## TASK INSTRUCTIONS
Select, from the data, each line where "производственных" occurs.

(Items listed in a dataset)

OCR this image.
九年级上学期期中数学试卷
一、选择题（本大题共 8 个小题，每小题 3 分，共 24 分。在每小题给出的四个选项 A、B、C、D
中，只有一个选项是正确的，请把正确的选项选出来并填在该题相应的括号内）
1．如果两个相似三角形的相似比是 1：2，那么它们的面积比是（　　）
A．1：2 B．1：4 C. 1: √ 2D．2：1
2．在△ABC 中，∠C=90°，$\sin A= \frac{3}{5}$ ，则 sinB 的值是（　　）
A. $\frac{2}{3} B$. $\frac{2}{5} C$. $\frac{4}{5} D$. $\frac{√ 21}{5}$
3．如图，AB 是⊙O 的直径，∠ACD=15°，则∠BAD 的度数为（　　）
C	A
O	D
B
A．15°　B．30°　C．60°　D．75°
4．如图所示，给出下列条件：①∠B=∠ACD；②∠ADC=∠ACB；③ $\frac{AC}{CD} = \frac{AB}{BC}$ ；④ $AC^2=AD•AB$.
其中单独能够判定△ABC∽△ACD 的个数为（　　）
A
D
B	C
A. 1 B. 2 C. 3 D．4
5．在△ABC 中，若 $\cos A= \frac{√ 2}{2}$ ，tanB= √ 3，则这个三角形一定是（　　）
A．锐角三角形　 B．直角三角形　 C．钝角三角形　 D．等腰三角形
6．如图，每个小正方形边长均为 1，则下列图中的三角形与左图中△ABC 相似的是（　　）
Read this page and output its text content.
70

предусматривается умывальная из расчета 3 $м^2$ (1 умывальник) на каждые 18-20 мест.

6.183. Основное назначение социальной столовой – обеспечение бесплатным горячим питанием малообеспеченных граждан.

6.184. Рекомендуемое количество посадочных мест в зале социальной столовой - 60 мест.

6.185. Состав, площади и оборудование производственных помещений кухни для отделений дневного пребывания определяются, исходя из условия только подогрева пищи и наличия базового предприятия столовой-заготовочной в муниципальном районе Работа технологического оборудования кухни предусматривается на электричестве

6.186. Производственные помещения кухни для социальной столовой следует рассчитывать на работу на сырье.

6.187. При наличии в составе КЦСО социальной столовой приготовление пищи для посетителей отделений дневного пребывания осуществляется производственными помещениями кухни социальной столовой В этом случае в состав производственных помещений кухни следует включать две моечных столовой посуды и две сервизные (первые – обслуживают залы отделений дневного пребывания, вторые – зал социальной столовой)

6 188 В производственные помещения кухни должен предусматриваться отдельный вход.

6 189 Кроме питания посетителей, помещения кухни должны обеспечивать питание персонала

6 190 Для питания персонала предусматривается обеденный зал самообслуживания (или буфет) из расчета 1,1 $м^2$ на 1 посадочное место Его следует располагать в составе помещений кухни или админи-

## FINAL RESULT
6.185. Состав, площади и оборудование производственных помещений кухни для отделений дневного пребывания определяются, исходя из условия только подогрева пищи и наличия базового предприятия столовой-заготовочной в муниципальном районе Работа технологического оборудования кухни предусматривается на электричестве
6.187. При наличии в составе КЦСО социальной столовой приготовление пищи для посетителей отделений дневного пребывания осуществляется производственными помещениями кухни социальной столовой В этом случае в состав производственных помещений кухни следует включать две моечных столовой посуды и две сервизные (первые – обслуживают залы отделений дневного пребывания, вторые – зал социальной столовой)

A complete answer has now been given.